— GOAL OF THE EXERCISE —
Write the material out again exactly.

— TASK INPUT —
════════════════════
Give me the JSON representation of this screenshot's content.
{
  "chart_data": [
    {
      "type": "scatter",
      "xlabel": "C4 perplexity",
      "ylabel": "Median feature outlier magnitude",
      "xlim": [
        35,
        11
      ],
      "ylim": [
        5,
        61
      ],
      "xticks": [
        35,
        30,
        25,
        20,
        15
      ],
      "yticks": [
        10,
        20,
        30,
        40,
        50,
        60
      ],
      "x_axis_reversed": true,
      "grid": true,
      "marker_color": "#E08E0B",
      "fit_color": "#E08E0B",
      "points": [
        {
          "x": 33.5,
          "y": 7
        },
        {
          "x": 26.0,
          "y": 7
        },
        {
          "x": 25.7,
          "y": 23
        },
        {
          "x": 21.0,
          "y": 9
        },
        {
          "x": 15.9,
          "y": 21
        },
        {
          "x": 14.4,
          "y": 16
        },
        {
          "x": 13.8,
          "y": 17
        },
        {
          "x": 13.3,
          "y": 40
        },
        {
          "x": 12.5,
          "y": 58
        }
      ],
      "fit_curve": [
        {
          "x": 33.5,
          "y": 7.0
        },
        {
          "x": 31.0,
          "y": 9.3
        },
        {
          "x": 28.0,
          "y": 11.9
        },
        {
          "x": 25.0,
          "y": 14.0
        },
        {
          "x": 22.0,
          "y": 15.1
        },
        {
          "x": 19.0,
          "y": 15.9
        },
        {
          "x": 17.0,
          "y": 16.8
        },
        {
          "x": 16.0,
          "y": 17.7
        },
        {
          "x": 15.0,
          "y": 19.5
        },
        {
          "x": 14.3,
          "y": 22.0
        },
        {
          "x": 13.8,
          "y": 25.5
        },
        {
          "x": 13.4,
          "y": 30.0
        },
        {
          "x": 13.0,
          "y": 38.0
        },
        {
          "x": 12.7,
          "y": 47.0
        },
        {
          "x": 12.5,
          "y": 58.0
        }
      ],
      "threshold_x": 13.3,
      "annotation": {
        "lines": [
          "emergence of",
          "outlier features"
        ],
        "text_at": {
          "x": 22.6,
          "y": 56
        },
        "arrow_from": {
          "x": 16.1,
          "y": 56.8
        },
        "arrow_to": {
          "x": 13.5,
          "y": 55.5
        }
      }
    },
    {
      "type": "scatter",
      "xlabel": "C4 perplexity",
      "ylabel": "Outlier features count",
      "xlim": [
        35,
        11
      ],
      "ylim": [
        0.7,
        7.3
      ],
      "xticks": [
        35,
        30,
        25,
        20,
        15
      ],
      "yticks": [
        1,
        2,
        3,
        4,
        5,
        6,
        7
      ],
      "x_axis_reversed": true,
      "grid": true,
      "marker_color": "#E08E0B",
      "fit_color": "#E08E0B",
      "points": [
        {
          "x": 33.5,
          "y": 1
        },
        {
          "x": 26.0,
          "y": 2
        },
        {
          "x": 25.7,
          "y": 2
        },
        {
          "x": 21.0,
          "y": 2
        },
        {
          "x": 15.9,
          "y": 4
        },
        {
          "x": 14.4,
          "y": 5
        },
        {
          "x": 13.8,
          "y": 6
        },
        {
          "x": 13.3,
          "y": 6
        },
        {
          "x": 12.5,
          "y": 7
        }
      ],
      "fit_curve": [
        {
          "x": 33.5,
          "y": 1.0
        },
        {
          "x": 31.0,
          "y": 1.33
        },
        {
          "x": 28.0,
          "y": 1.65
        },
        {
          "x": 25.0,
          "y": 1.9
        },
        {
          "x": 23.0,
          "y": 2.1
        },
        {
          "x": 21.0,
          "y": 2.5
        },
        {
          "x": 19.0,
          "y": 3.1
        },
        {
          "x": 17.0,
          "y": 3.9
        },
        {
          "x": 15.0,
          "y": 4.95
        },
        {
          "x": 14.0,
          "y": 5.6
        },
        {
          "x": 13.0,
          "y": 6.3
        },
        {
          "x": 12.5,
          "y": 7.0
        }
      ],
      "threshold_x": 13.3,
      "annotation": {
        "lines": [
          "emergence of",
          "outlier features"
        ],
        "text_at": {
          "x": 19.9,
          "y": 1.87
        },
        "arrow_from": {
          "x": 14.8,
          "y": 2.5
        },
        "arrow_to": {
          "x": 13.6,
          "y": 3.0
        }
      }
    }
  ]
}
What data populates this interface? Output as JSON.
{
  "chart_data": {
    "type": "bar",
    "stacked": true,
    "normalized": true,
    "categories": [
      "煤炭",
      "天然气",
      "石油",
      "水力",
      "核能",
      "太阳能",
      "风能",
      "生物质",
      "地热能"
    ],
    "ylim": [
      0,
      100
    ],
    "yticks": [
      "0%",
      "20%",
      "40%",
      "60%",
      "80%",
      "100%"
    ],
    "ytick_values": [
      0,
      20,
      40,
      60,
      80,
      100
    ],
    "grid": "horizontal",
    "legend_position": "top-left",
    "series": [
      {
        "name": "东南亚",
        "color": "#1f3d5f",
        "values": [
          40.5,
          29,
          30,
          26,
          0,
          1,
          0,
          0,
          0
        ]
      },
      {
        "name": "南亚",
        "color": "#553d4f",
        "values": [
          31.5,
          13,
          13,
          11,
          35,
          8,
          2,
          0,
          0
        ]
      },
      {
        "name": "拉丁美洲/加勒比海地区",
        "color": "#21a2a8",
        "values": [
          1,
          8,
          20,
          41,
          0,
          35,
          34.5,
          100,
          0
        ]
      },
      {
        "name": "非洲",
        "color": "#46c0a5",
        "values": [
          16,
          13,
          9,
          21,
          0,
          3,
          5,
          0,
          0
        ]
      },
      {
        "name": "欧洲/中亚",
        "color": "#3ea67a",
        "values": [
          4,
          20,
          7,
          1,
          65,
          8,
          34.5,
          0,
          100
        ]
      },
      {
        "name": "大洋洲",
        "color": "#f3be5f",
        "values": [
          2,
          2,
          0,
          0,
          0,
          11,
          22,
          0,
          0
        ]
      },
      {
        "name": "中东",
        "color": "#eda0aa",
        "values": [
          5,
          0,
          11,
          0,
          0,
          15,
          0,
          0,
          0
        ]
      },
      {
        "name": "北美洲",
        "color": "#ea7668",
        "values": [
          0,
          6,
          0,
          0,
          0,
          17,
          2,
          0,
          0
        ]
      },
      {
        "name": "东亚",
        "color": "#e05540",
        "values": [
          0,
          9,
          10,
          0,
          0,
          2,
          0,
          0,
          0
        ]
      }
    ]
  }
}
════════════════════
— COMPLETE ANSWER —
Give me the JSON representation of this screenshot's content.
{
  "chart_data": [
    {
      "type": "scatter",
      "xlabel": "C4 perplexity",
      "ylabel": "Median feature outlier magnitude",
      "xlim": [
        35,
        11
      ],
      "ylim": [
        5,
        61
      ],
      "xticks": [
        35,
        30,
        25,
        20,
        15
      ],
      "yticks": [
        10,
        20,
        30,
        40,
        50,
        60
      ],
      "x_axis_reversed": true,
      "grid": true,
      "marker_color": "#E08E0B",
      "fit_color": "#E08E0B",
      "points": [
        {
          "x": 33.5,
          "y": 7
        },
        {
          "x": 26.0,
          "y": 7
        },
        {
          "x": 25.7,
          "y": 23
        },
        {
          "x": 21.0,
          "y": 9
        },
        {
          "x": 15.9,
          "y": 21
        },
        {
          "x": 14.4,
          "y": 16
        },
        {
          "x": 13.8,
          "y": 17
        },
        {
          "x": 13.3,
          "y": 40
        },
        {
          "x": 12.5,
          "y": 58
        }
      ],
      "fit_curve": [
        {
          "x": 33.5,
          "y": 7.0
        },
        {
          "x": 31.0,
          "y": 9.3
        },
        {
          "x": 28.0,
          "y": 11.9
        },
        {
          "x": 25.0,
          "y": 14.0
        },
        {
          "x": 22.0,
          "y": 15.1
        },
        {
          "x": 19.0,
          "y": 15.9
        },
        {
          "x": 17.0,
          "y": 16.8
        },
        {
          "x": 16.0,
          "y": 17.7
        },
        {
          "x": 15.0,
          "y": 19.5
        },
        {
          "x": 14.3,
          "y": 22.0
        },
        {
          "x": 13.8,
          "y": 25.5
        },
        {
          "x": 13.4,
          "y": 30.0
        },
        {
          "x": 13.0,
          "y": 38.0
        },
        {
          "x": 12.7,
          "y": 47.0
        },
        {
          "x": 12.5,
          "y": 58.0
        }
      ],
      "threshold_x": 13.3,
      "annotation": {
        "lines": [
          "emergence of",
          "outlier features"
        ],
        "text_at": {
          "x": 22.6,
          "y": 56
        },
        "arrow_from": {
          "x": 16.1,
          "y": 56.8
        },
        "arrow_to": {
          "x": 13.5,
          "y": 55.5
        }
      }
    },
    {
      "type": "scatter",
      "xlabel": "C4 perplexity",
      "ylabel": "Outlier features count",
      "xlim": [
        35,
        11
      ],
      "ylim": [
        0.7,
        7.3
      ],
      "xticks": [
        35,
        30,
        25,
        20,
        15
      ],
      "yticks": [
        1,
        2,
        3,
        4,
        5,
        6,
        7
      ],
      "x_axis_reversed": true,
      "grid": true,
      "marker_color": "#E08E0B",
      "fit_color": "#E08E0B",
      "points": [
        {
          "x": 33.5,
          "y": 1
        },
        {
          "x": 26.0,
          "y": 2
        },
        {
          "x": 25.7,
          "y": 2
        },
        {
          "x": 21.0,
          "y": 2
        },
        {
          "x": 15.9,
          "y": 4
        },
        {
          "x": 14.4,
          "y": 5
        },
        {
          "x": 13.8,
          "y": 6
        },
        {
          "x": 13.3,
          "y": 6
        },
        {
          "x": 12.5,
          "y": 7
        }
      ],
      "fit_curve": [
        {
          "x": 33.5,
          "y": 1.0
        },
        {
          "x": 31.0,
          "y": 1.33
        },
        {
          "x": 28.0,
          "y": 1.65
        },
        {
          "x": 25.0,
          "y": 1.9
        },
        {
          "x": 23.0,
          "y": 2.1
        },
        {
          "x": 21.0,
          "y": 2.5
        },
        {
          "x": 19.0,
          "y": 3.1
        },
        {
          "x": 17.0,
          "y": 3.9
        },
        {
          "x": 15.0,
          "y": 4.95
        },
        {
          "x": 14.0,
          "y": 5.6
        },
        {
          "x": 13.0,
          "y": 6.3
        },
        {
          "x": 12.5,
          "y": 7.0
        }
      ],
      "threshold_x": 13.3,
      "annotation": {
        "lines": [
          "emergence of",
          "outlier features"
        ],
        "text_at": {
          "x": 19.9,
          "y": 1.87
        },
        "arrow_from": {
          "x": 14.8,
          "y": 2.5
        },
        "arrow_to": {
          "x": 13.6,
          "y": 3.0
        }
      }
    }
  ]
}
What data populates this interface? Output as JSON.
{
  "chart_data": {
    "type": "bar",
    "stacked": true,
    "normalized": true,
    "categories": [
      "煤炭",
      "天然气",
      "石油",
      "水力",
      "核能",
      "太阳能",
      "风能",
      "生物质",
      "地热能"
    ],
    "ylim": [
      0,
      100
    ],
    "yticks": [
      "0%",
      "20%",
      "40%",
      "60%",
      "80%",
      "100%"
    ],
    "ytick_values": [
      0,
      20,
      40,
      60,
      80,
      100
    ],
    "grid": "horizontal",
    "legend_position": "top-left",
    "series": [
      {
        "name": "东南亚",
        "color": "#1f3d5f",
        "values": [
          40.5,
          29,
          30,
          26,
          0,
          1,
          0,
          0,
          0
        ]
      },
      {
        "name": "南亚",
        "color": "#553d4f",
        "values": [
          31.5,
          13,
          13,
          11,
          35,
          8,
          2,
          0,
          0
        ]
      },
      {
        "name": "拉丁美洲/加勒比海地区",
        "color": "#21a2a8",
        "values": [
          1,
          8,
          20,
          41,
          0,
          35,
          34.5,
          100,
          0
        ]
      },
      {
        "name": "非洲",
        "color": "#46c0a5",
        "values": [
          16,
          13,
          9,
          21,
          0,
          3,
          5,
          0,
          0
        ]
      },
      {
        "name": "欧洲/中亚",
        "color": "#3ea67a",
        "values": [
          4,
          20,
          7,
          1,
          65,
          8,
          34.5,
          0,
          100
        ]
      },
      {
        "name": "大洋洲",
        "color": "#f3be5f",
        "values": [
          2,
          2,
          0,
          0,
          0,
          11,
          22,
          0,
          0
        ]
      },
      {
        "name": "中东",
        "color": "#eda0aa",
        "values": [
          5,
          0,
          11,
          0,
          0,
          15,
          0,
          0,
          0
        ]
      },
      {
        "name": "北美洲",
        "color": "#ea7668",
        "values": [
          0,
          6,
          0,
          0,
          0,
          17,
          2,
          0,
          0
        ]
      },
      {
        "name": "东亚",
        "color": "#e05540",
        "values": [
          0,
          9,
          10,
          0,
          0,
          2,
          0,
          0,
          0
        ]
      }
    ]
  }
}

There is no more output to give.